- _WORK REQUIRED_
Give every line back verbatim, dropping all images.

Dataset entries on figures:
-*-

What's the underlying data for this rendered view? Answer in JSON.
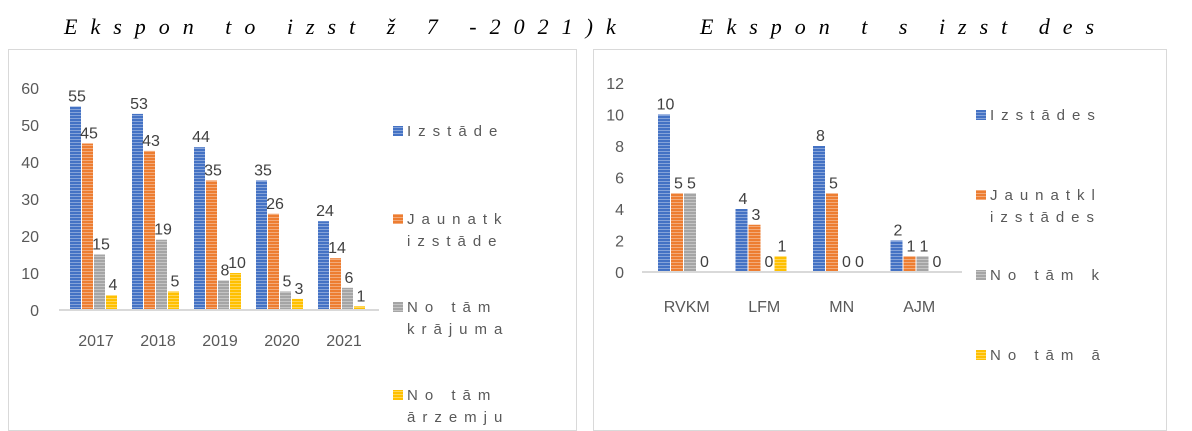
{
  "titles": {
    "left": "Ekspon   to   izst   ž 7 -2021)k",
    "right": "Ekspon   t   s   izst   des"
  },
  "colors": {
    "blue": "#4472c4",
    "orange": "#ed7d31",
    "gray": "#a5a5a5",
    "yellow": "#ffc000"
  },
  "chart_data": [
    {
      "type": "bar",
      "categories": [
        "2017",
        "2018",
        "2019",
        "2020",
        "2021"
      ],
      "series": [
        {
          "name": "Izstāde",
          "values": [
            55,
            53,
            44,
            35,
            24
          ]
        },
        {
          "name": "Jaunatk izstāde",
          "values": [
            45,
            43,
            35,
            26,
            14
          ]
        },
        {
          "name": "No tām krājuma",
          "values": [
            15,
            19,
            8,
            5,
            6
          ]
        },
        {
          "name": "No tām ārzemju",
          "values": [
            4,
            5,
            10,
            3,
            1
          ]
        }
      ],
      "legend_lines": [
        [
          "Izstāde"
        ],
        [
          "Jaunatk",
          "izstāde"
        ],
        [
          "No tām",
          "krājuma"
        ],
        [
          "No tām",
          "ārzemju"
        ]
      ],
      "ylim": [
        0,
        60
      ],
      "yticks": [
        0,
        10,
        20,
        30,
        40,
        50,
        60
      ],
      "legend": "right"
    },
    {
      "type": "bar",
      "categories": [
        "RVKM",
        "LFM",
        "MN",
        "AJM"
      ],
      "series": [
        {
          "name": "Izstādes",
          "values": [
            10,
            4,
            8,
            2
          ]
        },
        {
          "name": "Jaunatkl izstādes",
          "values": [
            5,
            3,
            5,
            1
          ]
        },
        {
          "name": "No tām k",
          "values": [
            5,
            0,
            0,
            1
          ]
        },
        {
          "name": "No tām ā",
          "values": [
            0,
            1,
            0,
            0
          ]
        }
      ],
      "legend_lines": [
        [
          "Izstādes"
        ],
        [
          "Jaunatkl",
          "izstādes"
        ],
        [
          "No tām k"
        ],
        [
          "No tām ā"
        ]
      ],
      "ylim": [
        0,
        12
      ],
      "yticks": [
        0,
        2,
        4,
        6,
        8,
        10,
        12
      ],
      "legend": "right"
    }
  ]
}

-*-

- _OUTPUT_
What's the underlying data for this rendered view? Answer in JSON.
{
  "titles": {
    "left": "Ekspon   to   izst   ž 7 -2021)k",
    "right": "Ekspon   t   s   izst   des"
  },
  "colors": {
    "blue": "#4472c4",
    "orange": "#ed7d31",
    "gray": "#a5a5a5",
    "yellow": "#ffc000"
  },
  "chart_data": [
    {
      "type": "bar",
      "categories": [
        "2017",
        "2018",
        "2019",
        "2020",
        "2021"
      ],
      "series": [
        {
          "name": "Izstāde",
          "values": [
            55,
            53,
            44,
            35,
            24
          ]
        },
        {
          "name": "Jaunatk izstāde",
          "values": [
            45,
            43,
            35,
            26,
            14
          ]
        },
        {
          "name": "No tām krājuma",
          "values": [
            15,
            19,
            8,
            5,
            6
          ]
        },
        {
          "name": "No tām ārzemju",
          "values": [
            4,
            5,
            10,
            3,
            1
          ]
        }
      ],
      "legend_lines": [
        [
          "Izstāde"
        ],
        [
          "Jaunatk",
          "izstāde"
        ],
        [
          "No tām",
          "krājuma"
        ],
        [
          "No tām",
          "ārzemju"
        ]
      ],
      "ylim": [
        0,
        60
      ],
      "yticks": [
        0,
        10,
        20,
        30,
        40,
        50,
        60
      ],
      "legend": "right"
    },
    {
      "type": "bar",
      "categories": [
        "RVKM",
        "LFM",
        "MN",
        "AJM"
      ],
      "series": [
        {
          "name": "Izstādes",
          "values": [
            10,
            4,
            8,
            2
          ]
        },
        {
          "name": "Jaunatkl izstādes",
          "values": [
            5,
            3,
            5,
            1
          ]
        },
        {
          "name": "No tām k",
          "values": [
            5,
            0,
            0,
            1
          ]
        },
        {
          "name": "No tām ā",
          "values": [
            0,
            1,
            0,
            0
          ]
        }
      ],
      "legend_lines": [
        [
          "Izstādes"
        ],
        [
          "Jaunatkl",
          "izstādes"
        ],
        [
          "No tām k"
        ],
        [
          "No tām ā"
        ]
      ],
      "ylim": [
        0,
        12
      ],
      "yticks": [
        0,
        2,
        4,
        6,
        8,
        10,
        12
      ],
      "legend": "right"
    }
  ]
}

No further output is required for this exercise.